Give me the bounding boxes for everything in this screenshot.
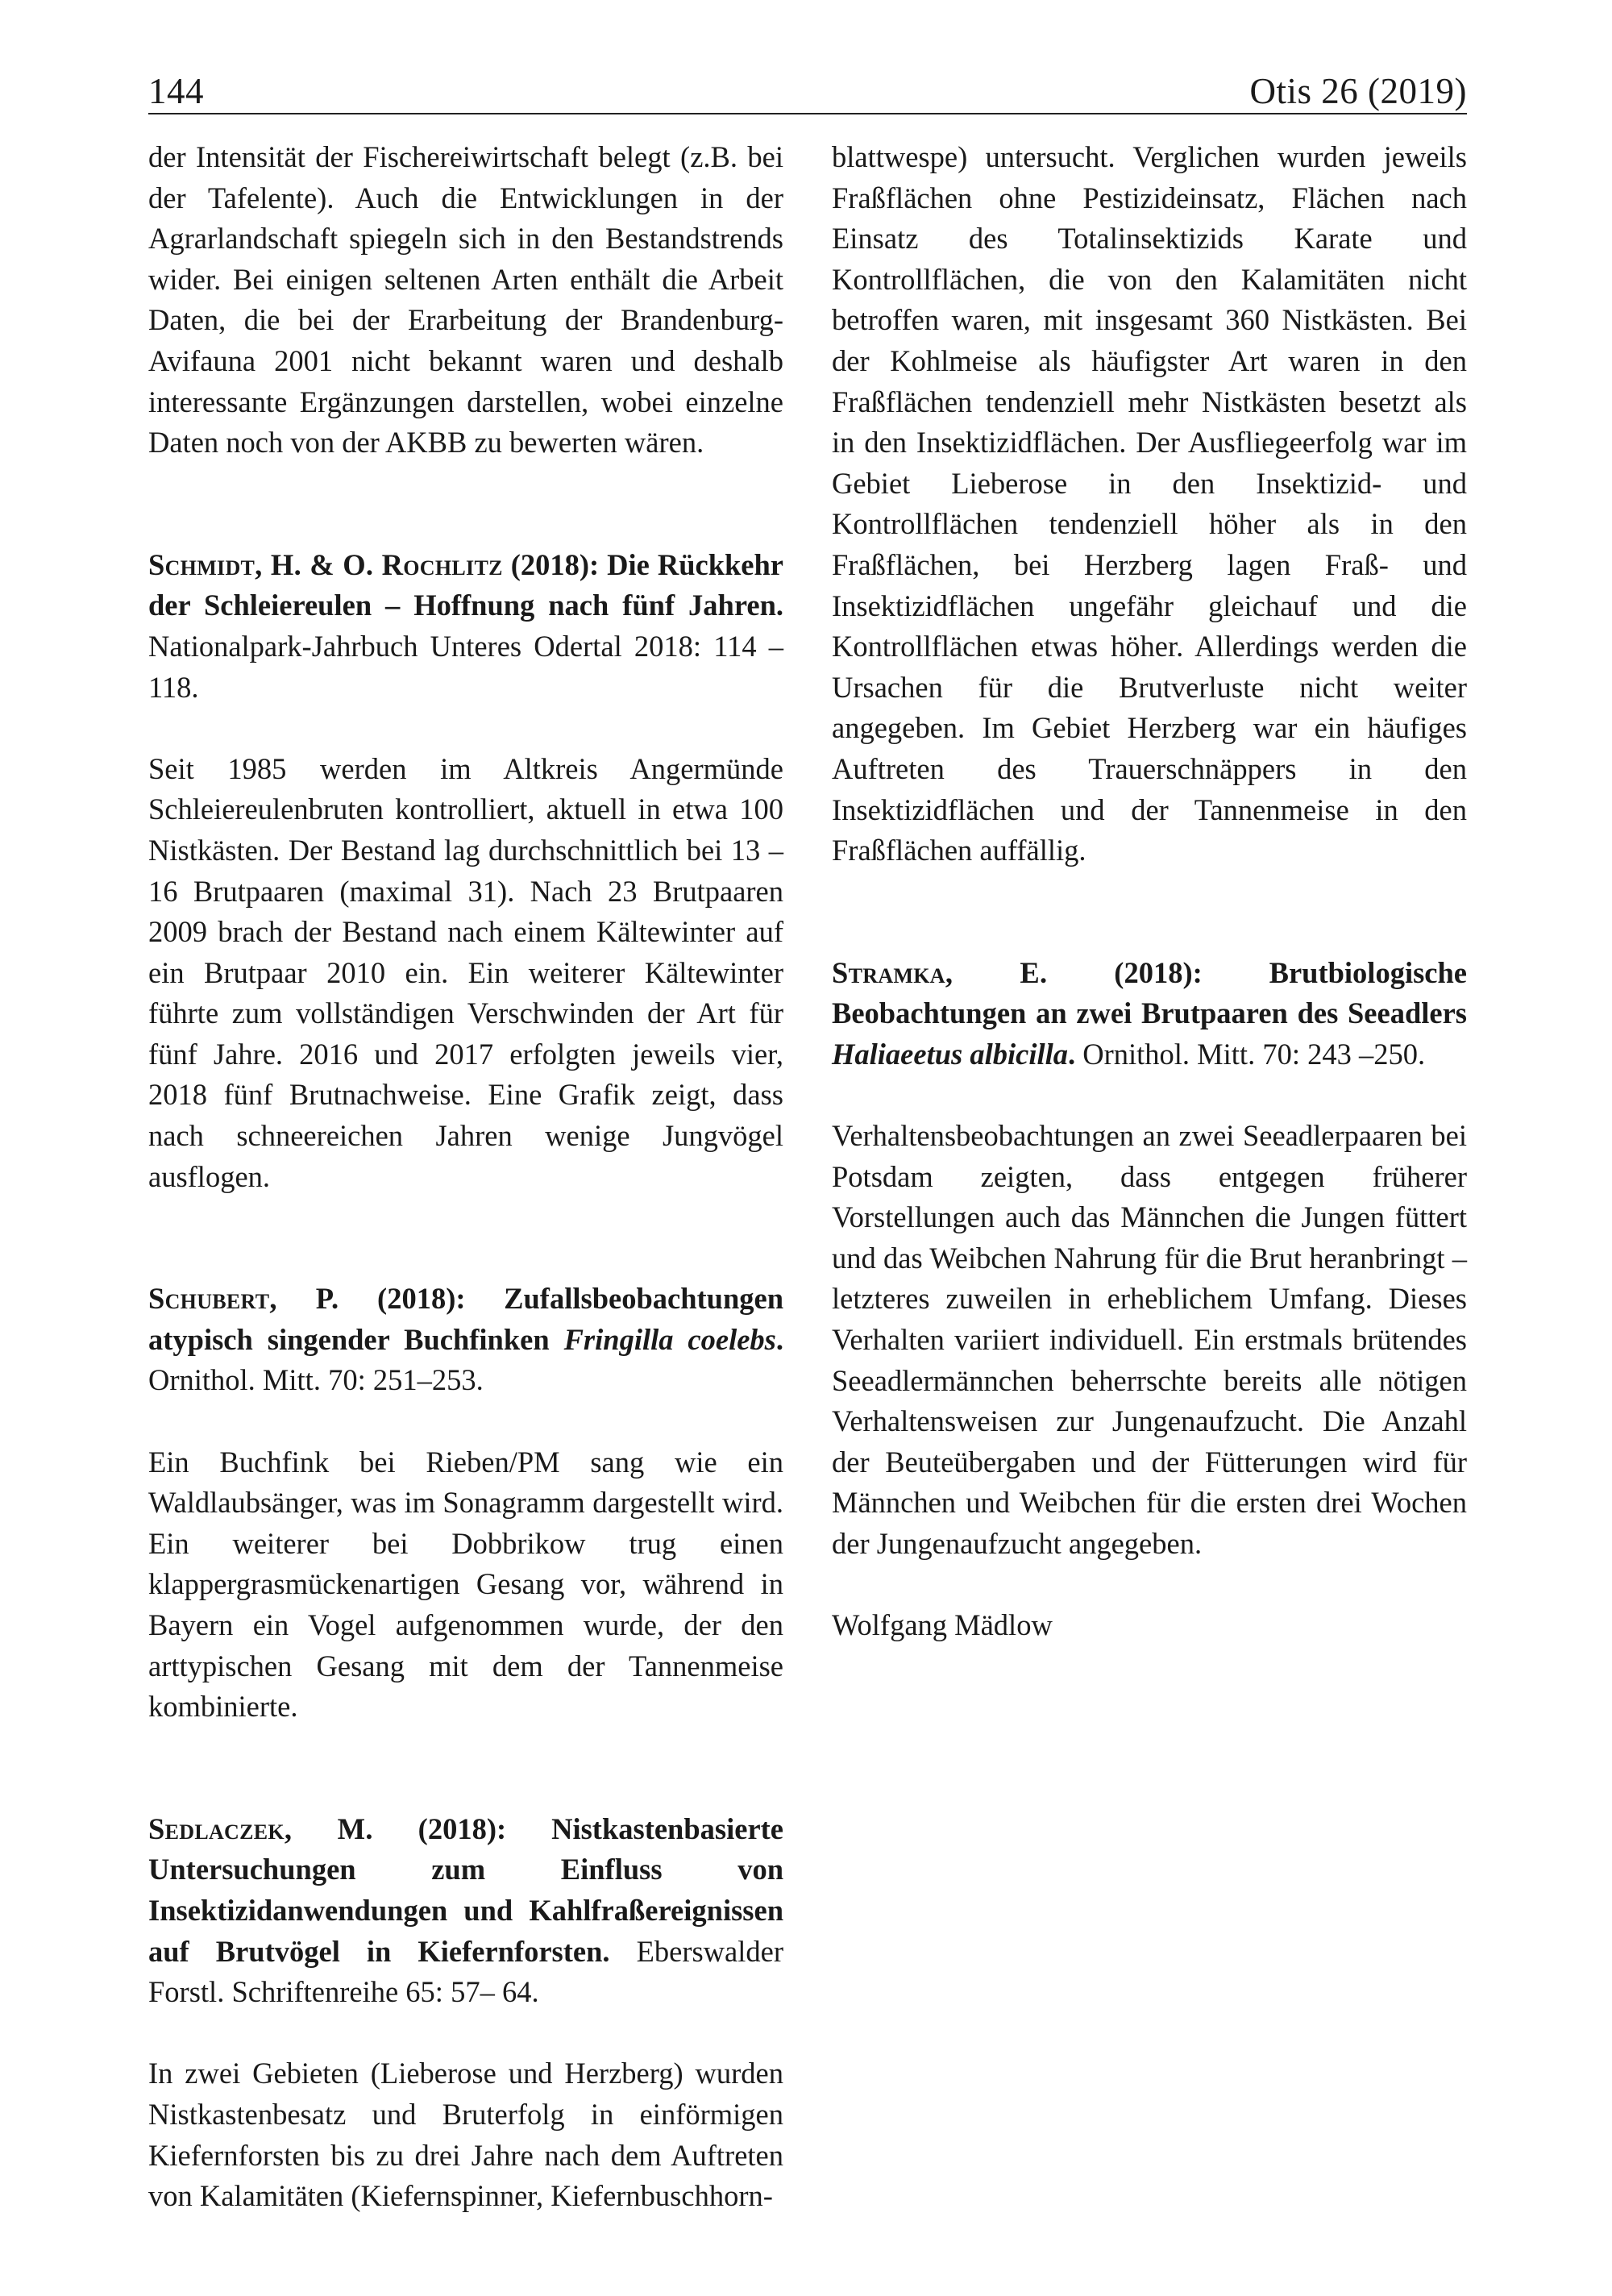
entry-authors: Schmidt, H. & O. Rochlitz <box>148 547 503 581</box>
entry-citation <box>148 545 783 708</box>
continued-abstract: blattwespe) untersucht. Verglichen wurden jeweils Fraßflächen ohne Pestizideinsatz, Flächen nach Einsatz des Totalinsektizids Karate und Kontrollflächen, die von den Kalamitäten nicht betroffen waren, mit insgesamt 360 Nistkästen. Bei der Kohlmeise als häufigster Art waren in den Fraßflächen tendenziell mehr Nistkästen besetzt als in den Insektizidflächen. Der Ausfliegeerfolg war im Gebiet Lieberose in den Insektizid- und Kontrollflächen tendenziell höher als in den Fraßflächen, bei Herzberg lagen Fraß- und Insektizidflächen ungefähr gleichauf und die Kontrollflächen etwas höher. Allerdings werden die Ursachen für die Brutverluste nicht weiter angegeben. Im Gebiet Herzberg war ein häufiges Auftreten des Trauerschnäppers in den Insektizidflächen und der Tannenmeise in den Fraßflächen auffällig. <box>832 140 1467 867</box>
entry-title: Nistkastenbasierte Untersuchungen zum Einfluss von Insektizidanwendungen und Kahlfraßereignissen auf Brutvögel in Kiefernforsten. <box>148 1811 784 1968</box>
entry-citation <box>832 953 1467 1075</box>
entry-year: (2018): <box>1047 955 1203 989</box>
entry-title: Zufallsbeobachtungen atypisch singender Buchfinken <box>148 1282 783 1356</box>
entry-authors: Sedlaczek, M. <box>148 1811 373 1845</box>
entry-authors: Schubert, P. <box>148 1282 339 1316</box>
review-entry <box>148 1279 783 1728</box>
entry-abstract: In zwei Gebieten (Lieberose und Herzberg) wurden Nistkastenbesatz und Bruterfolg in einförmigen Kiefernforsten bis zu drei Jahre nach dem Auftreten von Kalamitäten (Kiefernspinner, Kiefernbuschhorn- <box>148 2057 783 2213</box>
entry-year: (2018): <box>372 1811 507 1845</box>
entry-title: Die Rückkehr der Schleiereulen – Hoffnung nach fünf Jahren. <box>148 547 783 622</box>
entry-title-end: . <box>775 1322 783 1356</box>
entry-source: Nationalpark-Jahrbuch Unteres Odertal 2018: 114 –118. <box>148 629 783 704</box>
entry-authors: Stramka, E. <box>832 955 1048 989</box>
entry-species: Haliaeetus albicilla <box>832 1037 1068 1071</box>
header-rule <box>148 113 1467 114</box>
right-column <box>832 137 1467 1646</box>
left-column <box>148 137 783 2217</box>
entry-abstract: Ein Buchfink bei Rieben/PM sang wie ein Waldlaubsänger, was im Sonagramm dargestellt wird. Ein weiterer bei Dobbrikow trug einen klappergrasmückenartigen Gesang vor, während in Bayern ein Vogel aufgenommen wurde, der den arttypischen Gesang mit dem der Tannenmeise kombinierte. <box>148 1445 783 1724</box>
intro-paragraph: der Intensität der Fischereiwirtschaft belegt (z.B. bei der Tafelente). Auch die Entwicklungen in der Agrarlandschaft spiegeln sich in den Bestandstrends wider. Bei einigen seltenen Arten enthält die Arbeit Daten, die bei der Erarbeitung der Brandenburg-Avifauna 2001 nicht bekannt waren und deshalb interessante Ergänzungen darstellen, wobei einzelne Daten noch von der AKBB zu bewerten wären. <box>148 140 783 460</box>
entry-year: (2018): <box>339 1282 466 1316</box>
running-head <box>148 64 1467 110</box>
review-entry <box>148 545 783 1198</box>
review-entry <box>148 1809 783 2217</box>
entry-species: Fringilla coelebs <box>563 1322 776 1356</box>
review-entry <box>832 953 1467 1565</box>
entry-year: (2018): <box>502 547 600 581</box>
entry-title-end: . <box>1068 1037 1076 1071</box>
entry-citation <box>148 1279 783 1401</box>
entry-abstract: Seit 1985 werden im Altkreis Angermünde Schleiereulenbruten kontrolliert, aktuell in etwa 100 Nistkästen. Der Bestand lag durchschnittlich bei 13 –16 Brutpaaren (maximal 31). Nach 23 Brutpaaren 2009 brach der Bestand nach einem Kältewinter auf ein Brutpaar 2010 ein. Ein weiterer Kältewinter führte zum vollständigen Verschwinden der Art für fünf Jahre. 2016 und 2017 erfolgten jeweils vier, 2018 fünf Brutnachweise. Eine Grafik zeigt, dass nach schneereichen Jahren wenige Jungvögel ausflogen. <box>148 751 783 1193</box>
entry-source: Ornithol. Mitt. 70: 243 –250. <box>1075 1037 1426 1071</box>
reviewer-name: Wolfgang Mädlow <box>832 1608 1053 1642</box>
journal-citation: Otis 26 (2019) <box>1249 71 1467 111</box>
entry-source: Ornithol. Mitt. 70: 251–253. <box>148 1363 484 1397</box>
page-number: 144 <box>148 71 204 111</box>
entry-source: Eberswalder Forstl. Schriftenreihe 65: 57– 64. <box>148 1934 783 2009</box>
entry-citation <box>148 1809 783 2013</box>
entry-title: Brutbiologische Beobachtungen an zwei Brutpaaren des Seeadlers <box>832 955 1467 1030</box>
entry-abstract: Verhaltensbeobachtungen an zwei Seeadlerpaaren bei Potsdam zeigten, dass entgegen früherer Vorstellungen auch das Männchen die Jungen füttert und das Weibchen Nahrung für die Brut heranbringt – letzteres zuweilen in erheblichem Umfang. Dieses Verhalten variiert individuell. Ein erstmals brütendes Seeadlermännchen beherrschte bereits alle nötigen Verhaltensweisen zur Jungenaufzucht. Die Anzahl der Beuteübergaben und der Fütterungen wird für Männchen und Weibchen für die ersten drei Wochen der Jungenaufzucht angegeben. <box>832 1119 1467 1560</box>
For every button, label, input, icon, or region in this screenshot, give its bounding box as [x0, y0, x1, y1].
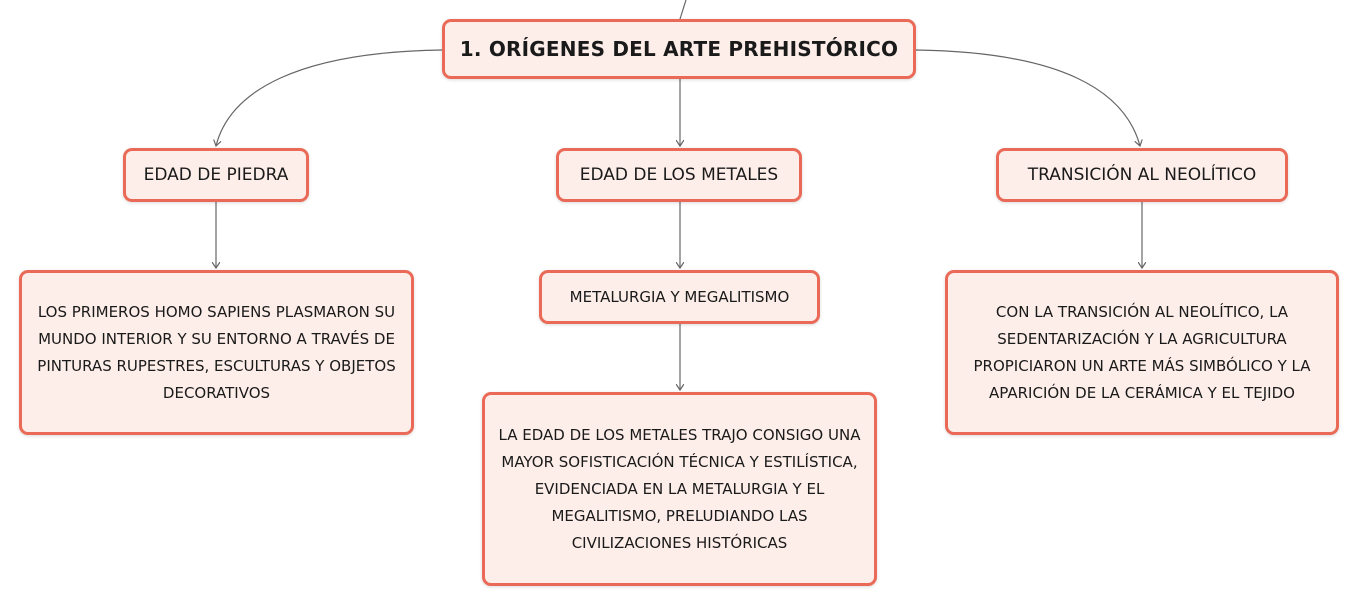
connector-incoming: [680, 0, 686, 19]
description-transicion-al-neolitico[interactable]: [945, 270, 1339, 435]
topic-label: EDAD DE PIEDRA: [143, 165, 289, 185]
topic-edad-de-los-metales[interactable]: [556, 148, 802, 202]
topic-label: EDAD DE LOS METALES: [579, 165, 779, 185]
topic-label: TRANSICIÓN AL NEOLÍTICO: [1027, 165, 1257, 185]
topic-edad-de-piedra[interactable]: [123, 148, 309, 202]
description-edad-de-piedra[interactable]: [19, 270, 414, 435]
description-text: LOS PRIMEROS HOMO SAPIENS PLASMARON SU MUNDO INTERIOR Y SU ENTORNO A TRAVÉS DE PINTURAS RUPESTRES, ESCULTURAS Y OBJETOS DECORATIVOS: [37, 302, 396, 402]
root-topic-label: 1. ORÍGENES DEL ARTE PREHISTÓRICO: [459, 37, 899, 61]
description-text: CON LA TRANSICIÓN AL NEOLÍTICO, LA SEDENTARIZACIÓN Y LA AGRICULTURA PROPICIARON UN ARTE MÁS SIMBÓLICO Y LA APARICIÓN DE LA CERÁMICA Y EL TEJIDO: [973, 302, 1311, 402]
connector-root-to-transicion-al-neolitico: [916, 50, 1140, 146]
description-edad-de-los-metales[interactable]: [482, 392, 877, 586]
root-topic[interactable]: [442, 19, 916, 79]
subtopic-label: METALURGIA Y MEGALITISMO: [569, 288, 790, 306]
topic-transicion-al-neolitico[interactable]: [996, 148, 1288, 202]
connector-root-to-edad-de-piedra: [216, 50, 442, 146]
subtopic-metalurgia-y-megalitismo[interactable]: [539, 270, 820, 324]
description-text: LA EDAD DE LOS METALES TRAJO CONSIGO UNA MAYOR SOFISTICACIÓN TÉCNICA Y ESTILÍSTICA, EVIDENCIADA EN LA METALURGIA Y EL MEGALITISMO, PRELUDIANDO LAS CIVILIZACIONES HISTÓRICAS: [498, 425, 861, 552]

• • • • • • •

Each line of the listing that contains the word "source" must be copied.

entry-source: Nationalpark-Jahrbuch Unteres Odertal 2018: 114 –118. <box>148 629 783 704</box>
entry-source: Ornithol. Mitt. 70: 243 –250. <box>1075 1037 1426 1071</box>
entry-source: Ornithol. Mitt. 70: 251–253. <box>148 1363 484 1397</box>
entry-source: Eberswalder Forstl. Schriftenreihe 65: 57– 64. <box>148 1934 783 2009</box>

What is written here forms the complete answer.